* begin Records for this task *
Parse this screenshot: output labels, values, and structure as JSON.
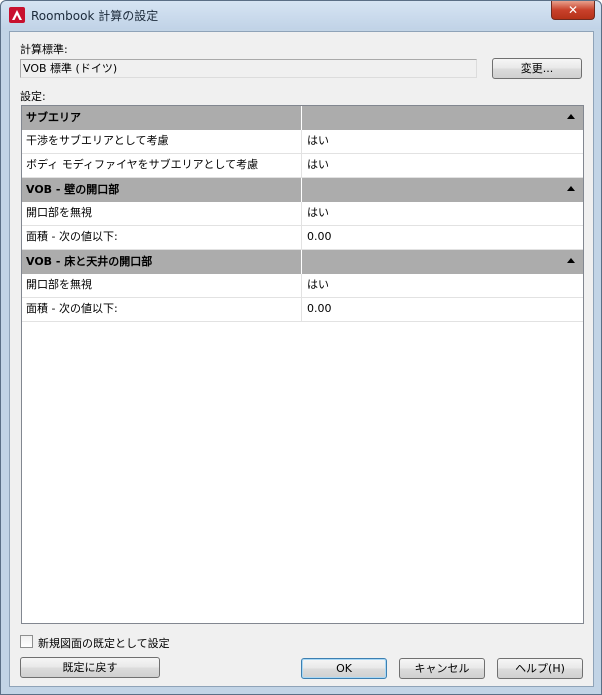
{
  "window": {
    "title": "Roombook 計算の設定",
    "close_label": "✕"
  },
  "standard": {
    "label": "計算標準:",
    "value": "VOB 標準 (ドイツ)",
    "change_button": "変更..."
  },
  "settings": {
    "label": "設定:",
    "groups": [
      {
        "title": "サブエリア",
        "rows": [
          {
            "name": "干渉をサブエリアとして考慮",
            "value": "はい"
          },
          {
            "name": "ボディ モディファイヤをサブエリアとして考慮",
            "value": "はい"
          }
        ]
      },
      {
        "title": "VOB - 壁の開口部",
        "rows": [
          {
            "name": "開口部を無視",
            "value": "はい"
          },
          {
            "name": "面積 - 次の値以下:",
            "value": "0.00"
          }
        ]
      },
      {
        "title": "VOB - 床と天井の開口部",
        "rows": [
          {
            "name": "開口部を無視",
            "value": "はい"
          },
          {
            "name": "面積 - 次の値以下:",
            "value": "0.00"
          }
        ]
      }
    ]
  },
  "footer": {
    "new_default_checkbox_label": "新規図面の既定として設定",
    "new_default_checked": false,
    "reset_button": "既定に戻す",
    "ok_button": "OK",
    "cancel_button": "キャンセル",
    "help_button": "ヘルプ(H)"
  }
}
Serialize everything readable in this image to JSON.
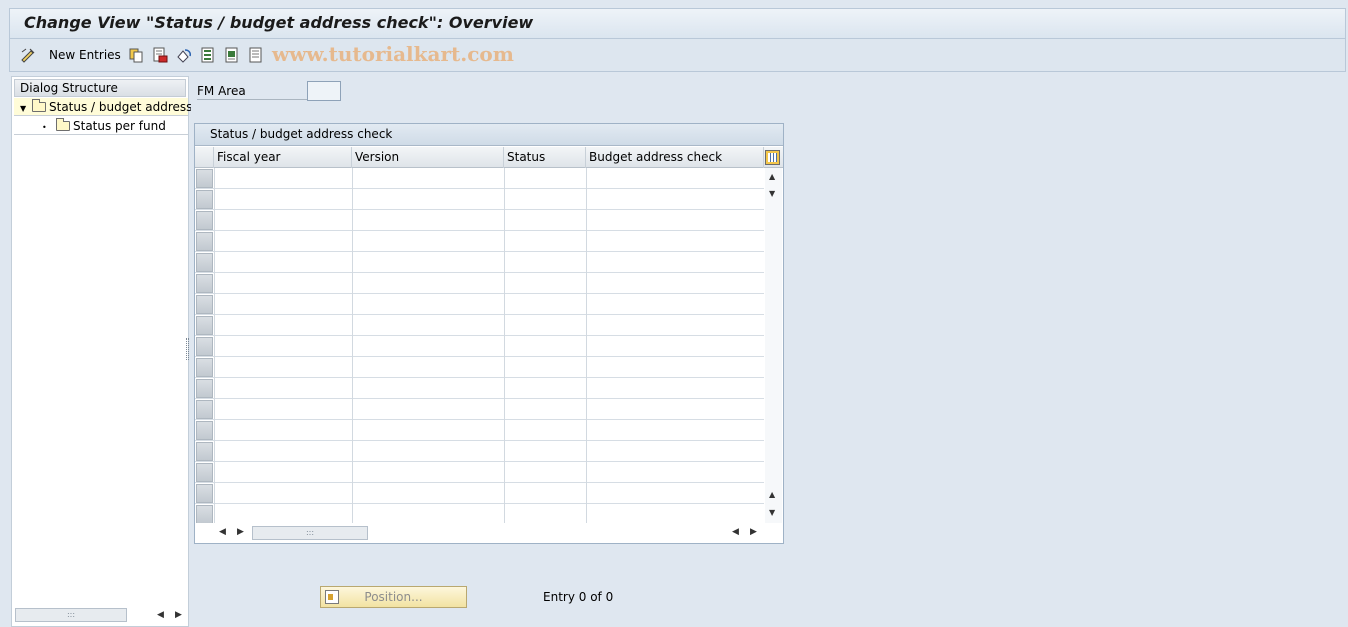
{
  "window": {
    "title": "Change View \"Status / budget address check\": Overview"
  },
  "toolbar": {
    "new_entries_label": "New Entries",
    "watermark": "www.tutorialkart.com",
    "icons": [
      "edit-pencil-icon",
      "copy-icon",
      "delete-icon",
      "undo-change-icon",
      "select-all-icon",
      "select-block-icon",
      "deselect-all-icon"
    ]
  },
  "sidebar": {
    "header": "Dialog Structure",
    "items": [
      {
        "label": "Status / budget address",
        "expanded": true,
        "selected": true
      },
      {
        "label": "Status per fund",
        "expanded": false,
        "selected": false
      }
    ]
  },
  "filter": {
    "fm_area_label": "FM Area",
    "fm_area_value": ""
  },
  "table": {
    "title": "Status / budget address check",
    "columns": [
      "Fiscal year",
      "Version",
      "Status",
      "Budget address check"
    ],
    "row_count_visible": 17,
    "rows": []
  },
  "footer": {
    "position_button_label": "Position...",
    "entry_text": "Entry 0 of 0"
  },
  "colors": {
    "background": "#dfe7f0",
    "selected_tree_row": "#fffcd8",
    "button_yellow": "#f2e3a2"
  }
}
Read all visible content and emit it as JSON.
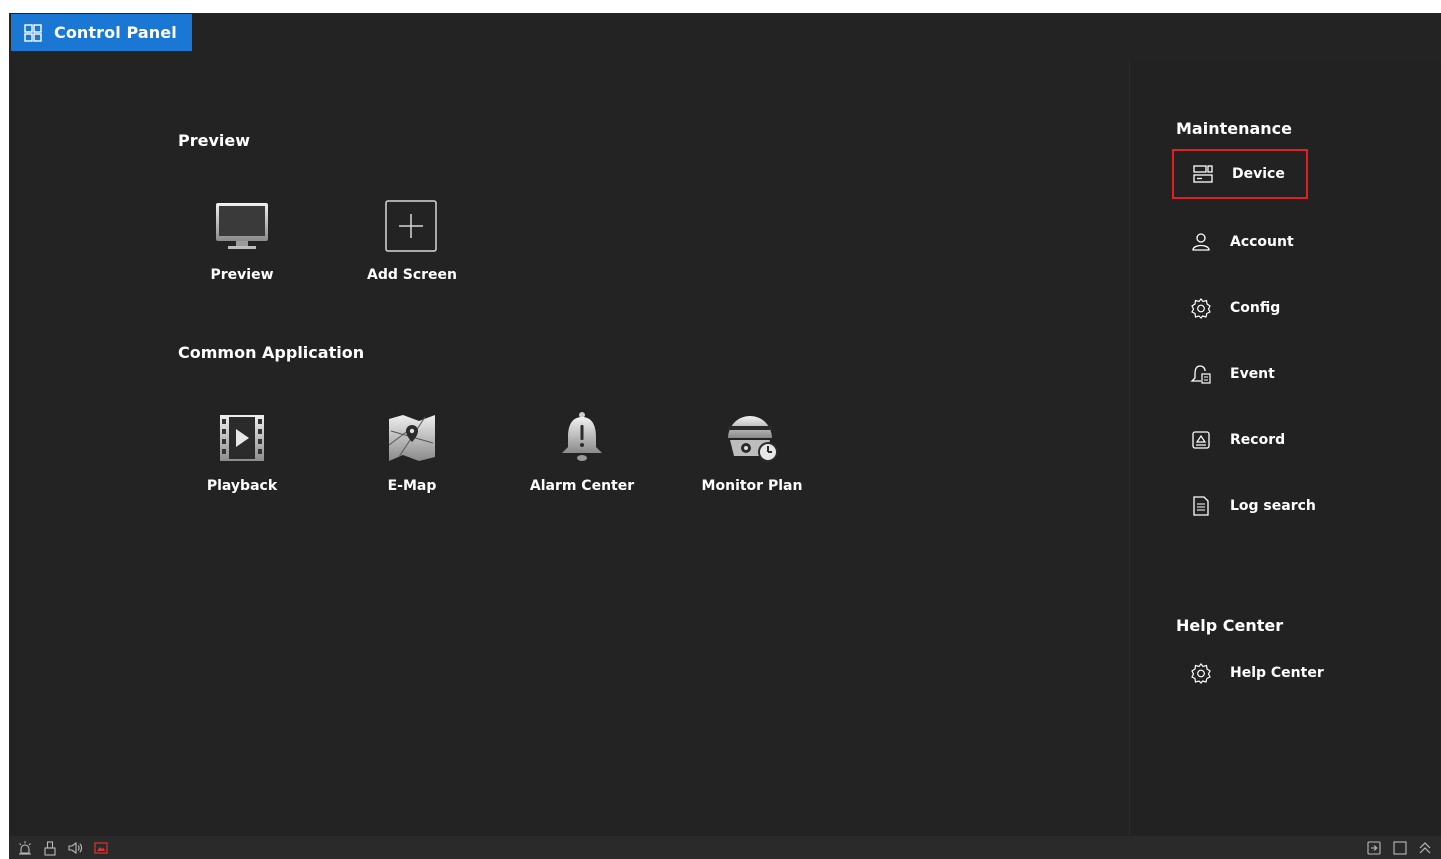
{
  "tab": {
    "label": "Control Panel",
    "icon": "grid-icon",
    "color": "#1a78d4"
  },
  "preview_section": {
    "title": "Preview",
    "items": [
      {
        "label": "Preview",
        "icon": "monitor-icon"
      },
      {
        "label": "Add Screen",
        "icon": "plus-box-icon"
      }
    ]
  },
  "common_section": {
    "title": "Common Application",
    "items": [
      {
        "label": "Playback",
        "icon": "film-play-icon"
      },
      {
        "label": "E-Map",
        "icon": "map-icon"
      },
      {
        "label": "Alarm Center",
        "icon": "bell-icon"
      },
      {
        "label": "Monitor Plan",
        "icon": "dome-camera-clock-icon"
      }
    ]
  },
  "maintenance": {
    "title": "Maintenance",
    "items": [
      {
        "label": "Device",
        "icon": "device-icon",
        "selected": true
      },
      {
        "label": "Account",
        "icon": "user-icon"
      },
      {
        "label": "Config",
        "icon": "gear-icon"
      },
      {
        "label": "Event",
        "icon": "event-bell-icon"
      },
      {
        "label": "Record",
        "icon": "record-icon"
      },
      {
        "label": "Log search",
        "icon": "document-icon"
      }
    ]
  },
  "help_center": {
    "title": "Help Center",
    "items": [
      {
        "label": "Help Center",
        "icon": "gear-icon"
      }
    ]
  },
  "statusbar": {
    "left_icons": [
      "alarm-light-icon",
      "usb-icon",
      "speaker-icon",
      "alert-image-icon"
    ],
    "right_icons": [
      "exit-icon",
      "maximize-icon",
      "collapse-up-icon"
    ]
  },
  "colors": {
    "background": "#232323",
    "accent": "#1a78d4",
    "selection": "#e02020"
  }
}
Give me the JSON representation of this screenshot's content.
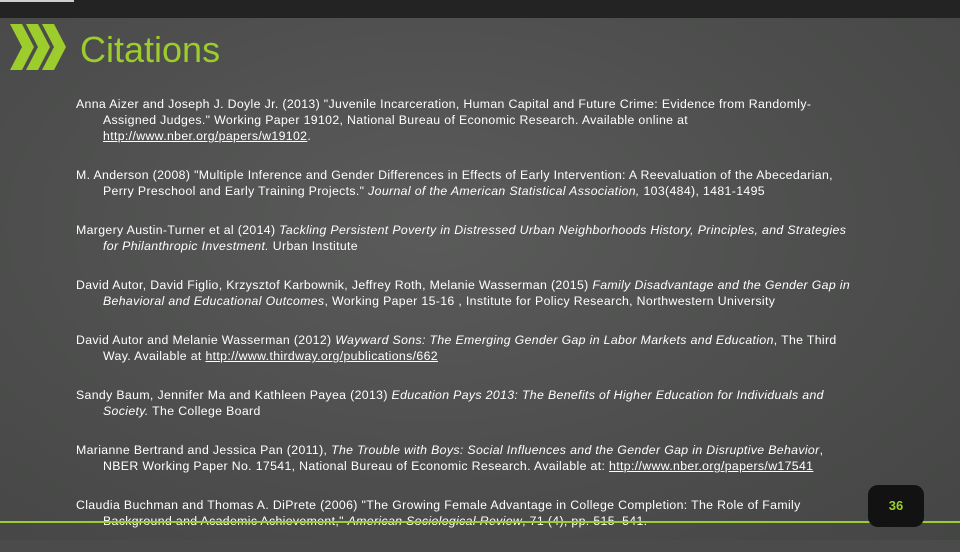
{
  "slide": {
    "title": "Citations",
    "page_number": "36",
    "accent_color": "#9ccd2c",
    "icon": "chevron-arrows-icon"
  },
  "references": [
    {
      "lines": [
        [
          {
            "t": "Anna Aizer and Joseph J. Doyle Jr. (2013) \"Juvenile Incarceration, Human Capital and Future Crime: Evidence from Randomly-"
          }
        ],
        [
          {
            "t": "Assigned Judges.\" Working Paper 19102, National Bureau of Economic Research. Available online at"
          }
        ],
        [
          {
            "t": "http://www.nber.org/papers/w19102",
            "s": "link"
          },
          {
            "t": "."
          }
        ]
      ]
    },
    {
      "lines": [
        [
          {
            "t": "M. Anderson (2008) \"Multiple Inference and Gender Differences in Effects of Early Intervention: A Reevaluation of the Abecedarian,"
          }
        ],
        [
          {
            "t": "Perry Preschool and Early Training Projects.\" "
          },
          {
            "t": "Journal of the American Statistical Association,",
            "s": "i"
          },
          {
            "t": " 103(484), 1481-1495"
          }
        ]
      ]
    },
    {
      "lines": [
        [
          {
            "t": "Margery Austin-Turner et al (2014) "
          },
          {
            "t": "Tackling Persistent Poverty in Distressed Urban Neighborhoods History, Principles, and Strategies",
            "s": "i"
          }
        ],
        [
          {
            "t": "for Philanthropic Investment.",
            "s": "i"
          },
          {
            "t": " Urban Institute"
          }
        ]
      ]
    },
    {
      "lines": [
        [
          {
            "t": "David Autor, David Figlio, Krzysztof Karbownik, Jeffrey Roth, Melanie Wasserman (2015) "
          },
          {
            "t": "Family Disadvantage and the Gender Gap in",
            "s": "i"
          }
        ],
        [
          {
            "t": "Behavioral and Educational Outcomes",
            "s": "i"
          },
          {
            "t": ", Working Paper 15-16 , Institute for Policy Research, Northwestern University"
          }
        ]
      ]
    },
    {
      "lines": [
        [
          {
            "t": "David Autor and Melanie Wasserman (2012) "
          },
          {
            "t": "Wayward Sons: The Emerging Gender Gap in Labor Markets and Education",
            "s": "i"
          },
          {
            "t": ", The Third"
          }
        ],
        [
          {
            "t": "Way. Available at "
          },
          {
            "t": "http://www.thirdway.org/publications/662",
            "s": "link"
          }
        ]
      ]
    },
    {
      "lines": [
        [
          {
            "t": "Sandy Baum, Jennifer Ma and Kathleen Payea (2013) "
          },
          {
            "t": "Education Pays 2013: The Benefits of Higher Education for Individuals and",
            "s": "i"
          }
        ],
        [
          {
            "t": "Society.",
            "s": "i"
          },
          {
            "t": " The College Board"
          }
        ]
      ]
    },
    {
      "lines": [
        [
          {
            "t": "Marianne Bertrand and Jessica Pan (2011), "
          },
          {
            "t": "The Trouble with Boys: Social Influences and the Gender Gap in Disruptive Behavior",
            "s": "i"
          },
          {
            "t": ","
          }
        ],
        [
          {
            "t": "NBER Working Paper No. 17541, National Bureau of Economic Research. Available at: "
          },
          {
            "t": "http://www.nber.org/papers/w17541",
            "s": "link"
          }
        ]
      ]
    },
    {
      "lines": [
        [
          {
            "t": "Claudia Buchman and Thomas A. DiPrete (2006) \"The Growing Female Advantage in College Completion: The Role of Family"
          }
        ],
        [
          {
            "t": "Background and Academic Achievement,\" "
          },
          {
            "t": "American Sociological Review",
            "s": "i"
          },
          {
            "t": ", 71 (4), pp. 515–541."
          }
        ]
      ]
    }
  ]
}
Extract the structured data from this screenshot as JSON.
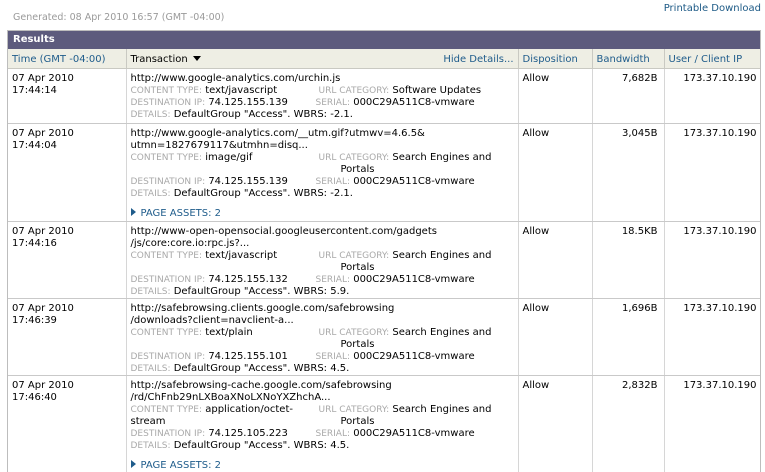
* end Records for this task *
Instructions for the task ->
Quote every entry exactly, with the pictures omitted.

Solution to this problem ->
Parse this screenshot: output labels, values, and structure as JSON.
{
  "window": {
    "title": "Roombook 計算の設定",
    "close_label": "✕"
  },
  "standard": {
    "label": "計算標準:",
    "value": "VOB 標準 (ドイツ)",
    "change_button": "変更..."
  },
  "settings": {
    "label": "設定:",
    "groups": [
      {
        "title": "サブエリア",
        "rows": [
          {
            "name": "干渉をサブエリアとして考慮",
            "value": "はい"
          },
          {
            "name": "ボディ モディファイヤをサブエリアとして考慮",
            "value": "はい"
          }
        ]
      },
      {
        "title": "VOB - 壁の開口部",
        "rows": [
          {
            "name": "開口部を無視",
            "value": "はい"
          },
          {
            "name": "面積 - 次の値以下:",
            "value": "0.00"
          }
        ]
      },
      {
        "title": "VOB - 床と天井の開口部",
        "rows": [
          {
            "name": "開口部を無視",
            "value": "はい"
          },
          {
            "name": "面積 - 次の値以下:",
            "value": "0.00"
          }
        ]
      }
    ]
  },
  "footer": {
    "new_default_checkbox_label": "新規図面の既定として設定",
    "new_default_checked": false,
    "reset_button": "既定に戻す",
    "ok_button": "OK",
    "cancel_button": "キャンセル",
    "help_button": "ヘルプ(H)"
  }
}
Serialize everything readable in this image to JSON.
{
  "window": {
    "title": "Change View \"Status / budget address check\": Overview"
  },
  "toolbar": {
    "new_entries_label": "New Entries",
    "watermark": "www.tutorialkart.com",
    "icons": [
      "edit-pencil-icon",
      "copy-icon",
      "delete-icon",
      "undo-change-icon",
      "select-all-icon",
      "select-block-icon",
      "deselect-all-icon"
    ]
  },
  "sidebar": {
    "header": "Dialog Structure",
    "items": [
      {
        "label": "Status / budget address",
        "expanded": true,
        "selected": true
      },
      {
        "label": "Status per fund",
        "expanded": false,
        "selected": false
      }
    ]
  },
  "filter": {
    "fm_area_label": "FM Area",
    "fm_area_value": ""
  },
  "table": {
    "title": "Status / budget address check",
    "columns": [
      "Fiscal year",
      "Version",
      "Status",
      "Budget address check"
    ],
    "row_count_visible": 17,
    "rows": []
  },
  "footer": {
    "position_button_label": "Position...",
    "entry_text": "Entry 0 of 0"
  },
  "colors": {
    "background": "#dfe7f0",
    "selected_tree_row": "#fffcd8",
    "button_yellow": "#f2e3a2"
  }
}
Read all visible content and emit it as JSON.
{
  "tab": {
    "label": "Control Panel",
    "icon": "grid-icon",
    "color": "#1a78d4"
  },
  "preview_section": {
    "title": "Preview",
    "items": [
      {
        "label": "Preview",
        "icon": "monitor-icon"
      },
      {
        "label": "Add Screen",
        "icon": "plus-box-icon"
      }
    ]
  },
  "common_section": {
    "title": "Common Application",
    "items": [
      {
        "label": "Playback",
        "icon": "film-play-icon"
      },
      {
        "label": "E-Map",
        "icon": "map-icon"
      },
      {
        "label": "Alarm Center",
        "icon": "bell-icon"
      },
      {
        "label": "Monitor Plan",
        "icon": "dome-camera-clock-icon"
      }
    ]
  },
  "maintenance": {
    "title": "Maintenance",
    "items": [
      {
        "label": "Device",
        "icon": "device-icon",
        "selected": true
      },
      {
        "label": "Account",
        "icon": "user-icon"
      },
      {
        "label": "Config",
        "icon": "gear-icon"
      },
      {
        "label": "Event",
        "icon": "event-bell-icon"
      },
      {
        "label": "Record",
        "icon": "record-icon"
      },
      {
        "label": "Log search",
        "icon": "document-icon"
      }
    ]
  },
  "help_center": {
    "title": "Help Center",
    "items": [
      {
        "label": "Help Center",
        "icon": "gear-icon"
      }
    ]
  },
  "statusbar": {
    "left_icons": [
      "alarm-light-icon",
      "usb-icon",
      "speaker-icon",
      "alert-image-icon"
    ],
    "right_icons": [
      "exit-icon",
      "maximize-icon",
      "collapse-up-icon"
    ]
  },
  "colors": {
    "background": "#232323",
    "accent": "#1a78d4",
    "selection": "#e02020"
  }
}
Give me the JSON representation of this screenshot's content.
{
  "slide": {
    "title": "Citations",
    "page_number": "36",
    "accent_color": "#9ccd2c",
    "icon": "chevron-arrows-icon"
  },
  "references": [
    {
      "lines": [
        [
          {
            "t": "Anna Aizer and Joseph J. Doyle Jr. (2013) \"Juvenile Incarceration, Human Capital and Future Crime: Evidence from Randomly-"
          }
        ],
        [
          {
            "t": "Assigned Judges.\" Working Paper 19102, National Bureau of Economic Research. Available online at"
          }
        ],
        [
          {
            "t": "http://www.nber.org/papers/w19102",
            "s": "link"
          },
          {
            "t": "."
          }
        ]
      ]
    },
    {
      "lines": [
        [
          {
            "t": "M. Anderson (2008) \"Multiple Inference and Gender Differences in Effects of Early Intervention: A Reevaluation of the Abecedarian,"
          }
        ],
        [
          {
            "t": "Perry Preschool and Early Training Projects.\" "
          },
          {
            "t": "Journal of the American Statistical Association,",
            "s": "i"
          },
          {
            "t": " 103(484), 1481-1495"
          }
        ]
      ]
    },
    {
      "lines": [
        [
          {
            "t": "Margery Austin-Turner et al (2014) "
          },
          {
            "t": "Tackling Persistent Poverty in Distressed Urban Neighborhoods History, Principles, and Strategies",
            "s": "i"
          }
        ],
        [
          {
            "t": "for Philanthropic Investment.",
            "s": "i"
          },
          {
            "t": " Urban Institute"
          }
        ]
      ]
    },
    {
      "lines": [
        [
          {
            "t": "David Autor, David Figlio, Krzysztof Karbownik, Jeffrey Roth, Melanie Wasserman (2015) "
          },
          {
            "t": "Family Disadvantage and the Gender Gap in",
            "s": "i"
          }
        ],
        [
          {
            "t": "Behavioral and Educational Outcomes",
            "s": "i"
          },
          {
            "t": ", Working Paper 15-16 , Institute for Policy Research, Northwestern University"
          }
        ]
      ]
    },
    {
      "lines": [
        [
          {
            "t": "David Autor and Melanie Wasserman (2012) "
          },
          {
            "t": "Wayward Sons: The Emerging Gender Gap in Labor Markets and Education",
            "s": "i"
          },
          {
            "t": ", The Third"
          }
        ],
        [
          {
            "t": "Way. Available at "
          },
          {
            "t": "http://www.thirdway.org/publications/662",
            "s": "link"
          }
        ]
      ]
    },
    {
      "lines": [
        [
          {
            "t": "Sandy Baum, Jennifer Ma and Kathleen Payea (2013) "
          },
          {
            "t": "Education Pays 2013: The Benefits of Higher Education for Individuals and",
            "s": "i"
          }
        ],
        [
          {
            "t": "Society.",
            "s": "i"
          },
          {
            "t": " The College Board"
          }
        ]
      ]
    },
    {
      "lines": [
        [
          {
            "t": "Marianne Bertrand and Jessica Pan (2011), "
          },
          {
            "t": "The Trouble with Boys: Social Influences and the Gender Gap in Disruptive Behavior",
            "s": "i"
          },
          {
            "t": ","
          }
        ],
        [
          {
            "t": "NBER Working Paper No. 17541, National Bureau of Economic Research. Available at: "
          },
          {
            "t": "http://www.nber.org/papers/w17541",
            "s": "link"
          }
        ]
      ]
    },
    {
      "lines": [
        [
          {
            "t": "Claudia Buchman and Thomas A. DiPrete (2006) \"The Growing Female Advantage in College Completion: The Role of Family"
          }
        ],
        [
          {
            "t": "Background and Academic Achievement,\" "
          },
          {
            "t": "American Sociological Review",
            "s": "i"
          },
          {
            "t": ", 71 (4), pp. 515–541."
          }
        ]
      ]
    }
  ]
}
Extract the structured data from this screenshot as JSON.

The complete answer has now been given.